_Do this_: Wherever the word "vRealize" shows up in a line, please copy that line.
════════════════════
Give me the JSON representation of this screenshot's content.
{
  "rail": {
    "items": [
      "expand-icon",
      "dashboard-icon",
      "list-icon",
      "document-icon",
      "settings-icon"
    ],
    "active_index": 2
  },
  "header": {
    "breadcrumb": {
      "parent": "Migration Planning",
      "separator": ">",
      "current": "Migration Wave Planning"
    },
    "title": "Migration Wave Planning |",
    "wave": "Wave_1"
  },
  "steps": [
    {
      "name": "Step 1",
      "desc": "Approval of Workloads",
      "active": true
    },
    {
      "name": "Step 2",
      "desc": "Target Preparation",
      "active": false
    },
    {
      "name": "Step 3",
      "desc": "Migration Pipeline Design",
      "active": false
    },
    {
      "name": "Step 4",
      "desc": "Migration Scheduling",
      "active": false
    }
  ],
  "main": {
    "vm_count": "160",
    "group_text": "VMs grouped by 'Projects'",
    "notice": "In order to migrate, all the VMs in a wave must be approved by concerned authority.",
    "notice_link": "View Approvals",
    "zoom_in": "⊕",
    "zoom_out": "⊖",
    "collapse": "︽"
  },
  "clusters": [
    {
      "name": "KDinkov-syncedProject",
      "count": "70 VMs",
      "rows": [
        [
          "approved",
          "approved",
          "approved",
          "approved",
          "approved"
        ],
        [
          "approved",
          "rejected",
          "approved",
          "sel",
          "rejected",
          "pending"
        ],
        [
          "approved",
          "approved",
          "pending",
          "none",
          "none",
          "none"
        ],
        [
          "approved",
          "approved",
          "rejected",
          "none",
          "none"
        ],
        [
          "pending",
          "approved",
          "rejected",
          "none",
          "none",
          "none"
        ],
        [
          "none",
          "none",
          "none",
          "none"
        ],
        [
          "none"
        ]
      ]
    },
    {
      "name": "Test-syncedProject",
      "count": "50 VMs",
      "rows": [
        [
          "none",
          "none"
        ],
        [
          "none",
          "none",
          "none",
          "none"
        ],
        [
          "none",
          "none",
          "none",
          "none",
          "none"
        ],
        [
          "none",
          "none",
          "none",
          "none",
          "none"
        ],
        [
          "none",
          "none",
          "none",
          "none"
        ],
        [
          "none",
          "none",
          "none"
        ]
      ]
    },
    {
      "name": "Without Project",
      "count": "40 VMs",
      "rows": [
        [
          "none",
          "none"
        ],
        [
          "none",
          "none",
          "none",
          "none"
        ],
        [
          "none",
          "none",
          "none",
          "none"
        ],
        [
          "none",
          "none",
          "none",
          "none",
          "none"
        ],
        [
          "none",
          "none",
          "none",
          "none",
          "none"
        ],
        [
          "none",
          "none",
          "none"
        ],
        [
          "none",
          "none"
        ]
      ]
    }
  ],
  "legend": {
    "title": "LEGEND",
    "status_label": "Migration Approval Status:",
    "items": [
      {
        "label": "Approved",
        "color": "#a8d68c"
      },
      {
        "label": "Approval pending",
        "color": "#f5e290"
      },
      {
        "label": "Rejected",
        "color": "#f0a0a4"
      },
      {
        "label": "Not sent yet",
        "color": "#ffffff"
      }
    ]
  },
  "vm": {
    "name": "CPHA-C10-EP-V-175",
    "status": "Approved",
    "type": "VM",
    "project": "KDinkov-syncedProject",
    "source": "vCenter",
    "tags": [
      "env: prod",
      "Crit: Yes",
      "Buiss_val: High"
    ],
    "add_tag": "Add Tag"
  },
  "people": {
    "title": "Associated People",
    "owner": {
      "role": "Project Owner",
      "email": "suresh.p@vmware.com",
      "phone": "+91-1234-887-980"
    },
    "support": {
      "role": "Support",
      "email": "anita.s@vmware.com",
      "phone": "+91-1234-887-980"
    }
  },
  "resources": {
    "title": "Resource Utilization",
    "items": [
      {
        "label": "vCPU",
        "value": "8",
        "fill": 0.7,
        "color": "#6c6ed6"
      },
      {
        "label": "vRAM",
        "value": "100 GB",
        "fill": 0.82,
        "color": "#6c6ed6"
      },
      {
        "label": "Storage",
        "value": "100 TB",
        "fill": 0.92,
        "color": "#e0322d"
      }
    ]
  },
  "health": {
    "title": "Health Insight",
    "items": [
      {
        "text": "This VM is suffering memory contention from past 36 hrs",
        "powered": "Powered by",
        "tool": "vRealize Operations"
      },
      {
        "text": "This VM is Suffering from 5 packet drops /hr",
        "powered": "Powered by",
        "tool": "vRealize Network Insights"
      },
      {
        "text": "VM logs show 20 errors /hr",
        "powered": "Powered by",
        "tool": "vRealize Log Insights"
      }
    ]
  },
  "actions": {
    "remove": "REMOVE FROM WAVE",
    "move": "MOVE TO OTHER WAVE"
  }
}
════════════════════
_Correct result_:
        "tool": "vRealize Operations"
        "tool": "vRealize Network Insights"
        "tool": "vRealize Log Insights"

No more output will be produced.